Problem statement
Copy out each line featuring the string "desc" from the entries beneath.

───

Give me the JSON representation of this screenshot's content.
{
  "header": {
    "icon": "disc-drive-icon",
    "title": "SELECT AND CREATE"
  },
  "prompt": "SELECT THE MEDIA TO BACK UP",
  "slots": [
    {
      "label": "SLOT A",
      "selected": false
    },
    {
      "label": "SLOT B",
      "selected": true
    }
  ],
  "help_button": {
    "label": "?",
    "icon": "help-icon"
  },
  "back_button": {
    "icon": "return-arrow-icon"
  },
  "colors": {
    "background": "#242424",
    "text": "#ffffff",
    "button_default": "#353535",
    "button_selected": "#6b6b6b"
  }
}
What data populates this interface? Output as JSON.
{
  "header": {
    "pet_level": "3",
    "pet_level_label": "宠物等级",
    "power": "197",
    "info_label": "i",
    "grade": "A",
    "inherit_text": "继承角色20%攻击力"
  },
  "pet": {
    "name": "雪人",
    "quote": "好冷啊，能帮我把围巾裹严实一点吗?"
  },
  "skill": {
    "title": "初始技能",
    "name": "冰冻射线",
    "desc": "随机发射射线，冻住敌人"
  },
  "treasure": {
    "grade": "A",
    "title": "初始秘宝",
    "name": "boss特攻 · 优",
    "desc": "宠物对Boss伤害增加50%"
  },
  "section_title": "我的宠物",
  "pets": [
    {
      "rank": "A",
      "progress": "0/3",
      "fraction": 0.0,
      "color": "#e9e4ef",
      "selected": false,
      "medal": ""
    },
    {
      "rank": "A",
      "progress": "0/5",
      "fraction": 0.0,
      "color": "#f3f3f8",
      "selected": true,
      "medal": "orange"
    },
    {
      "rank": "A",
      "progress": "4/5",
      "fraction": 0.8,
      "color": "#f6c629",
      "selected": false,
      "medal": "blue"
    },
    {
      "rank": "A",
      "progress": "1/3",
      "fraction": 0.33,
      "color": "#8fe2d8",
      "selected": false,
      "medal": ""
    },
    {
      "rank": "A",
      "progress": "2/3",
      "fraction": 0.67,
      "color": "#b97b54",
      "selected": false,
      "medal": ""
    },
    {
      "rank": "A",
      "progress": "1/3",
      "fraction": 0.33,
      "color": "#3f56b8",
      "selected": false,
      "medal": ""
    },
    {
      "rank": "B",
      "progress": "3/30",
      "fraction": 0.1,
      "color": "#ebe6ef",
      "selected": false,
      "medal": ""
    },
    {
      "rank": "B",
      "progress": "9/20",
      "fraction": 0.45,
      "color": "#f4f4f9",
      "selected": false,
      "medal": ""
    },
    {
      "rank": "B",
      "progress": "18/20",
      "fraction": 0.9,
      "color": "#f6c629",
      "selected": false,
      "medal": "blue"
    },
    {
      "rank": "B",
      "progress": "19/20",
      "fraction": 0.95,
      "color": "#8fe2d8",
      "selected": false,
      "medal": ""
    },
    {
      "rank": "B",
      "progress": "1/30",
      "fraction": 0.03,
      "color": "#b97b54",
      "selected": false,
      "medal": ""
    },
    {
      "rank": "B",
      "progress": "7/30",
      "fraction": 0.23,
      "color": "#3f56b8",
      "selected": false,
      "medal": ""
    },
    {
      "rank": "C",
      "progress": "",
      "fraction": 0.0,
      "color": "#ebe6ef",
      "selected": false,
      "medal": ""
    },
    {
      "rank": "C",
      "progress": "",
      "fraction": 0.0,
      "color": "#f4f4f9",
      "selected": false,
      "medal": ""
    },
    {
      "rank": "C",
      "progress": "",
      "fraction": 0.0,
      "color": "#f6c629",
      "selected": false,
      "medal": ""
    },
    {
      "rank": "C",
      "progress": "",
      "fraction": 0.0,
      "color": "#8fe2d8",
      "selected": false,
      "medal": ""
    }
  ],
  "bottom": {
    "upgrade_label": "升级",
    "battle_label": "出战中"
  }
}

───

Full answer
    "desc": "随机发射射线，冻住敌人"
    "desc": "宠物对Boss伤害增加50%"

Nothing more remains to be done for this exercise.